Restate, word for word, the run of lines that starts at the line containing "Convert this document image to plain text." and ends with the final line of the listing. Leave pictures out.

--- BEGIN Dataset content ---

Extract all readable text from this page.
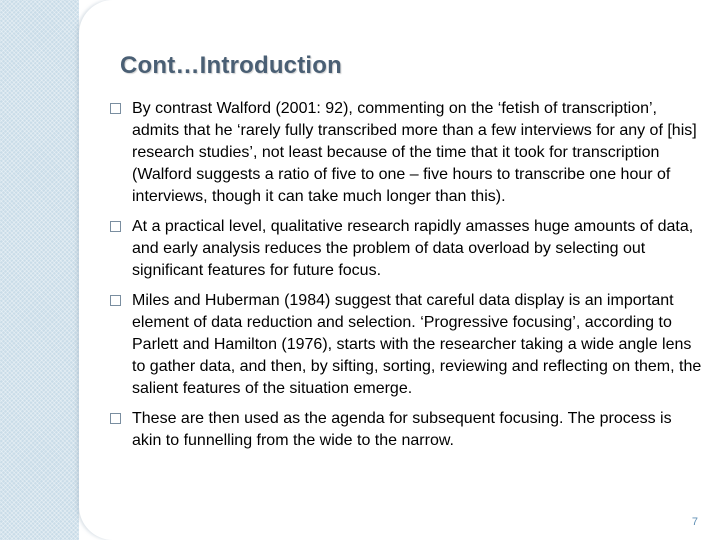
Cont…Introduction
By contrast Walford (2001: 92), commenting on the ‘fetish of transcription’, admits that he ‘rarely fully transcribed more than a few interviews for any of [his] research studies’, not least because of the time that it took for transcription (Walford suggests a ratio of five to one – five hours to transcribe one hour of interviews, though it can take much longer than this).
At a practical level, qualitative research rapidly amasses huge amounts of data, and early analysis reduces the problem of data overload by selecting out significant features for future focus.
Miles and Huberman (1984) suggest that careful data display is an important element of data reduction and selection. ‘Progressive focusing’, according to Parlett and Hamilton (1976), starts with the researcher taking a wide angle lens to gather data, and then, by sifting, sorting, reviewing and reflecting on them, the salient features of the situation emerge.
These are then used as the agenda for subsequent focusing. The process is akin to funnelling from the wide to the narrow.
7
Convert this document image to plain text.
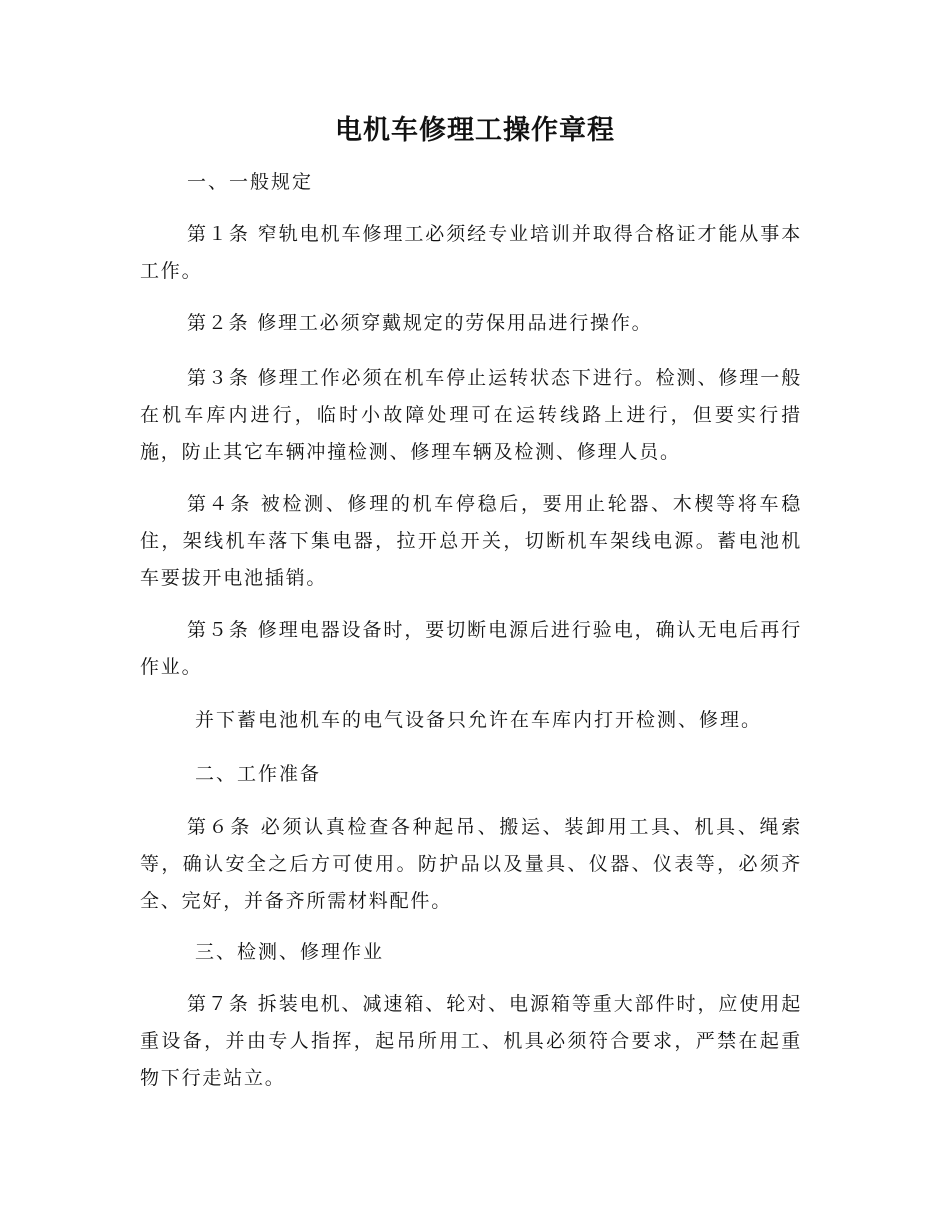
电机车修理工操作章程

一、一般规定

第１条 窄轨电机车修理工必须经专业培训并取得合格证才能从事本工作。

第２条 修理工必须穿戴规定的劳保用品进行操作。

第３条 修理工作必须在机车停止运转状态下进行。检测、修理一般在机车库内进行，临时小故障处理可在运转线路上进行，但要实行措施，防止其它车辆冲撞检测、修理车辆及检测、修理人员。

第４条 被检测、修理的机车停稳后，要用止轮器、木楔等将车稳住，架线机车落下集电器，拉开总开关，切断机车架线电源。蓄电池机车要拔开电池插销。

第５条 修理电器设备时，要切断电源后进行验电，确认无电后再行作业。

并下蓄电池机车的电气设备只允许在车库内打开检测、修理。

二、工作准备

第６条 必须认真检查各种起吊、搬运、装卸用工具、机具、绳索等，确认安全之后方可使用。防护品以及量具、仪器、仪表等，必须齐全、完好，并备齐所需材料配件。

三、检测、修理作业

第７条 拆装电机、减速箱、轮对、电源箱等重大部件时，应使用起重设备，并由专人指挥，起吊所用工、机具必须符合要求，严禁在起重物下行走站立。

--- END Dataset content ---

- _Result of the exercise_
Convert this document image to plain text.
电机车修理工操作章程

一、一般规定

第１条 窄轨电机车修理工必须经专业培训并取得合格证才能从事本工作。

第２条 修理工必须穿戴规定的劳保用品进行操作。

第３条 修理工作必须在机车停止运转状态下进行。检测、修理一般在机车库内进行，临时小故障处理可在运转线路上进行，但要实行措施，防止其它车辆冲撞检测、修理车辆及检测、修理人员。

第４条 被检测、修理的机车停稳后，要用止轮器、木楔等将车稳住，架线机车落下集电器，拉开总开关，切断机车架线电源。蓄电池机车要拔开电池插销。

第５条 修理电器设备时，要切断电源后进行验电，确认无电后再行作业。

并下蓄电池机车的电气设备只允许在车库内打开检测、修理。

二、工作准备

第６条 必须认真检查各种起吊、搬运、装卸用工具、机具、绳索等，确认安全之后方可使用。防护品以及量具、仪器、仪表等，必须齐全、完好，并备齐所需材料配件。

三、检测、修理作业

第７条 拆装电机、减速箱、轮对、电源箱等重大部件时，应使用起重设备，并由专人指挥，起吊所用工、机具必须符合要求，严禁在起重物下行走站立。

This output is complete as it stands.